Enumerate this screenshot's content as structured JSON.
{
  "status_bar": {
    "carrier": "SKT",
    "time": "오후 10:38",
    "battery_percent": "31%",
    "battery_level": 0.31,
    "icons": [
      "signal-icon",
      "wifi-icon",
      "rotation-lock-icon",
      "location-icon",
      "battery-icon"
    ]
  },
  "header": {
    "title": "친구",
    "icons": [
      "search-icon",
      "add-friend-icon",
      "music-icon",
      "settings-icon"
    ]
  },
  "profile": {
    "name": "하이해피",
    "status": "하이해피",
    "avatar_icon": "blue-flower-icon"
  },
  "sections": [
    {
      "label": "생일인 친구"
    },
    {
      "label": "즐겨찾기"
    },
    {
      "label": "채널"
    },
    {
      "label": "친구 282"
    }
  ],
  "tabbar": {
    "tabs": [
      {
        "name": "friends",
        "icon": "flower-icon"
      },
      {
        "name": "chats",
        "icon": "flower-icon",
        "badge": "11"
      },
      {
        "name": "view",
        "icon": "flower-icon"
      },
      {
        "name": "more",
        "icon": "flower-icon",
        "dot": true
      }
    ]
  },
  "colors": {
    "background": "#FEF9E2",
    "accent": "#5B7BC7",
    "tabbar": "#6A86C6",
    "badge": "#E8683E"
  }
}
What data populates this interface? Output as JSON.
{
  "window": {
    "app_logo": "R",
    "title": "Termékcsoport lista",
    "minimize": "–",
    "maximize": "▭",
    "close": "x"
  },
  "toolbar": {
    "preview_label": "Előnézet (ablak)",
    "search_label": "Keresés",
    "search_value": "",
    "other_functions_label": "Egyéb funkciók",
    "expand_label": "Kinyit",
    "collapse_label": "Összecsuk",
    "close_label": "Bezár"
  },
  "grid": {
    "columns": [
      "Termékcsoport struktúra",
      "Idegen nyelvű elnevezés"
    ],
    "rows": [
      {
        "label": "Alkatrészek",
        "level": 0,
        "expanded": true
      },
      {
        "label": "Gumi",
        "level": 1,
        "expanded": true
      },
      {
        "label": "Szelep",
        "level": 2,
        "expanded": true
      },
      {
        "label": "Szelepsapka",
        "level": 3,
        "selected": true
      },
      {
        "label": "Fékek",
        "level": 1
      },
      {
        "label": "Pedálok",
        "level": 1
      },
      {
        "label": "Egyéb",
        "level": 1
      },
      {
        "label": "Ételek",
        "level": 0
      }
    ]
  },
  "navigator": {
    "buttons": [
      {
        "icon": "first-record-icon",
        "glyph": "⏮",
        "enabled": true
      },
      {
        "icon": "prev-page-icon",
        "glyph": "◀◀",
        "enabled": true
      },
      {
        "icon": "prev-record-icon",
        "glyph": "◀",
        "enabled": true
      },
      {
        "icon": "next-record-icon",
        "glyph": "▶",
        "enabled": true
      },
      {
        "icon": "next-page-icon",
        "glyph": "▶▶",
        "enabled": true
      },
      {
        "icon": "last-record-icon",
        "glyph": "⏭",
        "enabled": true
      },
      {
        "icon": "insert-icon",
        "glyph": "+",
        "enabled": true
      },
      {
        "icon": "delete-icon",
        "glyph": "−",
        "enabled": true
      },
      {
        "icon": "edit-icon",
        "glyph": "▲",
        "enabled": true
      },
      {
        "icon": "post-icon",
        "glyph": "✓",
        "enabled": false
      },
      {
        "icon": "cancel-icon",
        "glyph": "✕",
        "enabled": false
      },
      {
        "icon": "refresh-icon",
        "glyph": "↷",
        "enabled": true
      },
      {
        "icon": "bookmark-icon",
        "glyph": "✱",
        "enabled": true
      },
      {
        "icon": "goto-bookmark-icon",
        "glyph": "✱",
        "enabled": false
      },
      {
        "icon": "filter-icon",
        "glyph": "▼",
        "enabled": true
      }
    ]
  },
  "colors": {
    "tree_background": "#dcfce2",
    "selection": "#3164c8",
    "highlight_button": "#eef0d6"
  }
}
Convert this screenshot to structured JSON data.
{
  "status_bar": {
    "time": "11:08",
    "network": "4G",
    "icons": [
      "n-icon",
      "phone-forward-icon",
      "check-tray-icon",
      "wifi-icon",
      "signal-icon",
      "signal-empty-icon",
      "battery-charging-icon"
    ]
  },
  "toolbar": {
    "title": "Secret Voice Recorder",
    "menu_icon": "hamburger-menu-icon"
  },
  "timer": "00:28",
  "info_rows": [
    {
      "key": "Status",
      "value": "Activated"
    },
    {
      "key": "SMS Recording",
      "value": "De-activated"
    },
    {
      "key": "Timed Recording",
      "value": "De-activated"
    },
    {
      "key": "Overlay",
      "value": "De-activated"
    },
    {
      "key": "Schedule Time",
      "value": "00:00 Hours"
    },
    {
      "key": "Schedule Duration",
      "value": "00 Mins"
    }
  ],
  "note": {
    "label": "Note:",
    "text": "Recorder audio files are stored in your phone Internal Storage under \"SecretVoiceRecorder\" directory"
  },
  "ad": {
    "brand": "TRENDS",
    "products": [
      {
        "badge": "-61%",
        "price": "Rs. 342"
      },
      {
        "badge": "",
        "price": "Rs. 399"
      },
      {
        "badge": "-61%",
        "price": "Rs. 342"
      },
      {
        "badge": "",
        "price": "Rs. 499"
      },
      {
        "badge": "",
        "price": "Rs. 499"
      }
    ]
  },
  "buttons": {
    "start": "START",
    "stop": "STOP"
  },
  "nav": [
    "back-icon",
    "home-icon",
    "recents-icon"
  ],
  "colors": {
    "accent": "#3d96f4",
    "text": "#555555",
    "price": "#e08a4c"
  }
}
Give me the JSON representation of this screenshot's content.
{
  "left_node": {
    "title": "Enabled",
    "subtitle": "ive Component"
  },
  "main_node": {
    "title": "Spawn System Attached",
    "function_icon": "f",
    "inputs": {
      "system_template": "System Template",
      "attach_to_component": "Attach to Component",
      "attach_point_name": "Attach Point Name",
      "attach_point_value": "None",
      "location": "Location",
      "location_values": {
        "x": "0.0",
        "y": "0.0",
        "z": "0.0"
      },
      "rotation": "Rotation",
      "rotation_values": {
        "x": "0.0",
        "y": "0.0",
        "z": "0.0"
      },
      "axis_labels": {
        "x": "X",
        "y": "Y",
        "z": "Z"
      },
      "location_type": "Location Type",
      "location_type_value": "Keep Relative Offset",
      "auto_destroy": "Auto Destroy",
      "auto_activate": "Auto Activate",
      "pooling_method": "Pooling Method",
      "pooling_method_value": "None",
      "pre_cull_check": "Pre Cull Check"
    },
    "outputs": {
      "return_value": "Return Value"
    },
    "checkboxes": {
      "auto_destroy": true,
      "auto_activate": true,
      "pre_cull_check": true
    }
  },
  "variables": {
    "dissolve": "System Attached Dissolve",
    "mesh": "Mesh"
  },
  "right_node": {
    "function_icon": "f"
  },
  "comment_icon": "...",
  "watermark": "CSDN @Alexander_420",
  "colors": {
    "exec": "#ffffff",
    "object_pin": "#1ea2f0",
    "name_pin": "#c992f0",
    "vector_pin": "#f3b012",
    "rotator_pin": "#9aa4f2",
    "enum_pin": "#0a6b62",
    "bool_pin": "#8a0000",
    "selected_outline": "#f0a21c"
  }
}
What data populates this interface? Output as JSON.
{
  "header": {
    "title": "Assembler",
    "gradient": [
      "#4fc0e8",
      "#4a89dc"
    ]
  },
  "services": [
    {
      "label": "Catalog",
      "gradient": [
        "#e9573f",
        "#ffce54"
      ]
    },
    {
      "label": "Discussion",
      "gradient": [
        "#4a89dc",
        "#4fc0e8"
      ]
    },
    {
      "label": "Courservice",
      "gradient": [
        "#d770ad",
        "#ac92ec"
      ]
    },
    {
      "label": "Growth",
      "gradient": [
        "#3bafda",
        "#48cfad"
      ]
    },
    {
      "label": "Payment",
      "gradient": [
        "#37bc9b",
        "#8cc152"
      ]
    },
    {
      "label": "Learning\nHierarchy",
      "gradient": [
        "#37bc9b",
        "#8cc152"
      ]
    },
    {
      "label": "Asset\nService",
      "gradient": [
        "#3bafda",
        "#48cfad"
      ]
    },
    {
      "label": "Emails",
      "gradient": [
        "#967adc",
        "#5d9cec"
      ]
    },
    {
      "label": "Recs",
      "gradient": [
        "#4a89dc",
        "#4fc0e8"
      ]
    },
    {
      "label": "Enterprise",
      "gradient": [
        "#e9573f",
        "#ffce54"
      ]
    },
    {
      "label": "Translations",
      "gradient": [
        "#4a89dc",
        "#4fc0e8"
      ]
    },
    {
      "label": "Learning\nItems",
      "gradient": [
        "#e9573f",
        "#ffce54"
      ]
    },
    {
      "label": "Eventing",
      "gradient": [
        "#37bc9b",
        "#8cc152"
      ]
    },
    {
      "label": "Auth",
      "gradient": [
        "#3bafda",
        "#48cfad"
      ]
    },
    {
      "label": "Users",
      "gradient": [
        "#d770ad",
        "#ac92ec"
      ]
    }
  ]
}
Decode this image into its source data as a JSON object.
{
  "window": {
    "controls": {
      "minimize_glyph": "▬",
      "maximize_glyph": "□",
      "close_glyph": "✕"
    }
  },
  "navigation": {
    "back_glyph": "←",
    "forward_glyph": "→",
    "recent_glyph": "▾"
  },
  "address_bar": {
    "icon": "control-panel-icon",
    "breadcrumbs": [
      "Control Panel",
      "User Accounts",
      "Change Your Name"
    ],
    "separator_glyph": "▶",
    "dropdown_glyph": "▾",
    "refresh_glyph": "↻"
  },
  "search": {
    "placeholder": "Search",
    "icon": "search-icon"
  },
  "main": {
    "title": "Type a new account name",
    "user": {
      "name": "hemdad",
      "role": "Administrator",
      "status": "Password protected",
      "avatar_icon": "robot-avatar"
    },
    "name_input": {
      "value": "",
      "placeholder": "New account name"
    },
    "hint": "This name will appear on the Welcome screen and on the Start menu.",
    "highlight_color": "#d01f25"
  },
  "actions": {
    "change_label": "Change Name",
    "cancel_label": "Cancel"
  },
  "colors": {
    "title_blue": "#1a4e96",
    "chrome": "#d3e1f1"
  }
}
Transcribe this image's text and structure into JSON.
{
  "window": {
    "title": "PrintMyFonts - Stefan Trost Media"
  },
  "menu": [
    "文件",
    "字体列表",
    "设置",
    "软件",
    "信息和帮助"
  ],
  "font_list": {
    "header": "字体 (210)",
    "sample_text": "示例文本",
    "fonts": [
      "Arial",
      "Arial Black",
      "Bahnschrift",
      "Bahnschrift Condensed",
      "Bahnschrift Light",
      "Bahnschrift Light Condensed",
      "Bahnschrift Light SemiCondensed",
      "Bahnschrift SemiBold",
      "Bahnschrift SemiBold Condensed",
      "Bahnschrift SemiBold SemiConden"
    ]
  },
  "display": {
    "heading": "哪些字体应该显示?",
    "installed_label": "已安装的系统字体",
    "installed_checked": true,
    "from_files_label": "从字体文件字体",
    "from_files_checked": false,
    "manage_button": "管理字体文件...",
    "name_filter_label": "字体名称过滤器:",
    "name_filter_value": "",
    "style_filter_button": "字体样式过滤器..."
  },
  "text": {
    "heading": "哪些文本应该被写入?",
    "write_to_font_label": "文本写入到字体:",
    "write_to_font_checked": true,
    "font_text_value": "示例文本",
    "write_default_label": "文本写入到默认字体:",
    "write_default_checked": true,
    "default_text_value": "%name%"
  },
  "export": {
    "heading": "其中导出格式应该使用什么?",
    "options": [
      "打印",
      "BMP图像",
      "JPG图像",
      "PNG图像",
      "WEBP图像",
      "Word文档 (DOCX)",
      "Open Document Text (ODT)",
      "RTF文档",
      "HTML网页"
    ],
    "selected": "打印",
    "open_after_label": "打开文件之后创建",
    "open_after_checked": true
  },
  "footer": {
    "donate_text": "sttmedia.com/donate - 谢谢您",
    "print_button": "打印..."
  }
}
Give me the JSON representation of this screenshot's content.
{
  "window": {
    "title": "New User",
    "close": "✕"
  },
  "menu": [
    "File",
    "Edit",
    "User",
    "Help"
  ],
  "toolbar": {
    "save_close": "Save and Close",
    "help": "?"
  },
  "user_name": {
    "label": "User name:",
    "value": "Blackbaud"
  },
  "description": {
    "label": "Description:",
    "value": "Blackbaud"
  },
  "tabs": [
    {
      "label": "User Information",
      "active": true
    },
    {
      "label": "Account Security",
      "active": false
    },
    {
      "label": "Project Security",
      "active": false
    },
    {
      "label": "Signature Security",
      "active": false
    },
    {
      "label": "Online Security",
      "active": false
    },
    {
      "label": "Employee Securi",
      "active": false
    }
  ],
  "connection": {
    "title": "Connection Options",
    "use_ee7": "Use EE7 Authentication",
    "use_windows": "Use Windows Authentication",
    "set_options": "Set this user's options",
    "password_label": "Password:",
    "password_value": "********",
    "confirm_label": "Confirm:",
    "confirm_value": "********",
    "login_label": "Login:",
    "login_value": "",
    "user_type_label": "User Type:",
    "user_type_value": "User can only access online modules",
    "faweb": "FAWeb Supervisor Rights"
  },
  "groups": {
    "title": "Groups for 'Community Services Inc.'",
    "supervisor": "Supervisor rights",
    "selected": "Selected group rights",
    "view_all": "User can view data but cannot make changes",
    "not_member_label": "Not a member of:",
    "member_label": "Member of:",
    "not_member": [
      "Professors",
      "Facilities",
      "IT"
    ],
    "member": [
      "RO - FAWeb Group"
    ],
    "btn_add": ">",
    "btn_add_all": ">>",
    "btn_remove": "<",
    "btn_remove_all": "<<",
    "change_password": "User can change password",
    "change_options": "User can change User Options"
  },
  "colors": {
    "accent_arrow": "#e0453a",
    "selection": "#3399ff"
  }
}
^^^^
### EXERCISE
The answer is a single number: how many lines include the word "next"?

### EXERCISE SOLUTION
2